Retype every entry word for word.

-------- Records supplied --------

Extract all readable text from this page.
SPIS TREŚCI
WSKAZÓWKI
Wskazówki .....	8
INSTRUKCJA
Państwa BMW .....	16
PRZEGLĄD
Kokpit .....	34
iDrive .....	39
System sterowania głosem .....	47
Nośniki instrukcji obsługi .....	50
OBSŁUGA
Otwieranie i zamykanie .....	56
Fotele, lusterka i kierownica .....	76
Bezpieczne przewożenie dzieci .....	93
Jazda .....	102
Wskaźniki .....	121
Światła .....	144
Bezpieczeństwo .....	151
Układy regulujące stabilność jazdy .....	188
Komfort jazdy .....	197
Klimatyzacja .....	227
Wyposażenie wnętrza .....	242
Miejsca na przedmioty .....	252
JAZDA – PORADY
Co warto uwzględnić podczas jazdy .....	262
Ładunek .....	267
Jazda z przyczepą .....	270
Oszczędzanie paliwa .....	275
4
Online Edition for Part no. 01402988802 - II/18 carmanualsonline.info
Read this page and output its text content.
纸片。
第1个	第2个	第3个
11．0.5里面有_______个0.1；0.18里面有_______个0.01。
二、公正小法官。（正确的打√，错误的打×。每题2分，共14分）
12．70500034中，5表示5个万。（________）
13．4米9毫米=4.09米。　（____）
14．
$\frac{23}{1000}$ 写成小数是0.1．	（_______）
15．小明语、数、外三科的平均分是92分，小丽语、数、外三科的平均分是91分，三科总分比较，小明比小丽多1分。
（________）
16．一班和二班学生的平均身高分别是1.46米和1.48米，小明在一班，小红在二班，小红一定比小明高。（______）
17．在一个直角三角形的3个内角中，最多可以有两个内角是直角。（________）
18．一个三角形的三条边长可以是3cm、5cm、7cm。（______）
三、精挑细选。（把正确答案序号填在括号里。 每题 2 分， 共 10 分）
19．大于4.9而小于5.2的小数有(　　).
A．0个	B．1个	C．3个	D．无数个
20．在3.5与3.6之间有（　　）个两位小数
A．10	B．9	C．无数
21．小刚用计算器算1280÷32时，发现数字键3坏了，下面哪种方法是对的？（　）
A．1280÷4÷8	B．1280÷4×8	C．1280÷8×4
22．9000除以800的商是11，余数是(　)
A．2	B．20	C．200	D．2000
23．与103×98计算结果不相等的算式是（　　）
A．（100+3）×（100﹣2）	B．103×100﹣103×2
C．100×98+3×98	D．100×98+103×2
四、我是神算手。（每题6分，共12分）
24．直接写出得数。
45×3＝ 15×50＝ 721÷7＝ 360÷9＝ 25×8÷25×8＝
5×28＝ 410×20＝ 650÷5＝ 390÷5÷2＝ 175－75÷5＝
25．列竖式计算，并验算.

--------

= Response to the task =
Extract all readable text from this page.
SPIS TREŚCI
WSKAZÓWKI
Wskazówki .....	8
INSTRUKCJA
Państwa BMW .....	16
PRZEGLĄD
Kokpit .....	34
iDrive .....	39
System sterowania głosem .....	47
Nośniki instrukcji obsługi .....	50
OBSŁUGA
Otwieranie i zamykanie .....	56
Fotele, lusterka i kierownica .....	76
Bezpieczne przewożenie dzieci .....	93
Jazda .....	102
Wskaźniki .....	121
Światła .....	144
Bezpieczeństwo .....	151
Układy regulujące stabilność jazdy .....	188
Komfort jazdy .....	197
Klimatyzacja .....	227
Wyposażenie wnętrza .....	242
Miejsca na przedmioty .....	252
JAZDA – PORADY
Co warto uwzględnić podczas jazdy .....	262
Ładunek .....	267
Jazda z przyczepą .....	270
Oszczędzanie paliwa .....	275
4
Online Edition for Part no. 01402988802 - II/18 carmanualsonline.info
Read this page and output its text content.
纸片。
第1个	第2个	第3个
11．0.5里面有_______个0.1；0.18里面有_______个0.01。
二、公正小法官。（正确的打√，错误的打×。每题2分，共14分）
12．70500034中，5表示5个万。（________）
13．4米9毫米=4.09米。　（____）
14．
$\frac{23}{1000}$ 写成小数是0.1．	（_______）
15．小明语、数、外三科的平均分是92分，小丽语、数、外三科的平均分是91分，三科总分比较，小明比小丽多1分。
（________）
16．一班和二班学生的平均身高分别是1.46米和1.48米，小明在一班，小红在二班，小红一定比小明高。（______）
17．在一个直角三角形的3个内角中，最多可以有两个内角是直角。（________）
18．一个三角形的三条边长可以是3cm、5cm、7cm。（______）
三、精挑细选。（把正确答案序号填在括号里。 每题 2 分， 共 10 分）
19．大于4.9而小于5.2的小数有(　　).
A．0个	B．1个	C．3个	D．无数个
20．在3.5与3.6之间有（　　）个两位小数
A．10	B．9	C．无数
21．小刚用计算器算1280÷32时，发现数字键3坏了，下面哪种方法是对的？（　）
A．1280÷4÷8	B．1280÷4×8	C．1280÷8×4
22．9000除以800的商是11，余数是(　)
A．2	B．20	C．200	D．2000
23．与103×98计算结果不相等的算式是（　　）
A．（100+3）×（100﹣2）	B．103×100﹣103×2
C．100×98+3×98	D．100×98+103×2
四、我是神算手。（每题6分，共12分）
24．直接写出得数。
45×3＝ 15×50＝ 721÷7＝ 360÷9＝ 25×8÷25×8＝
5×28＝ 410×20＝ 650÷5＝ 390÷5÷2＝ 175－75÷5＝
25．列竖式计算，并验算.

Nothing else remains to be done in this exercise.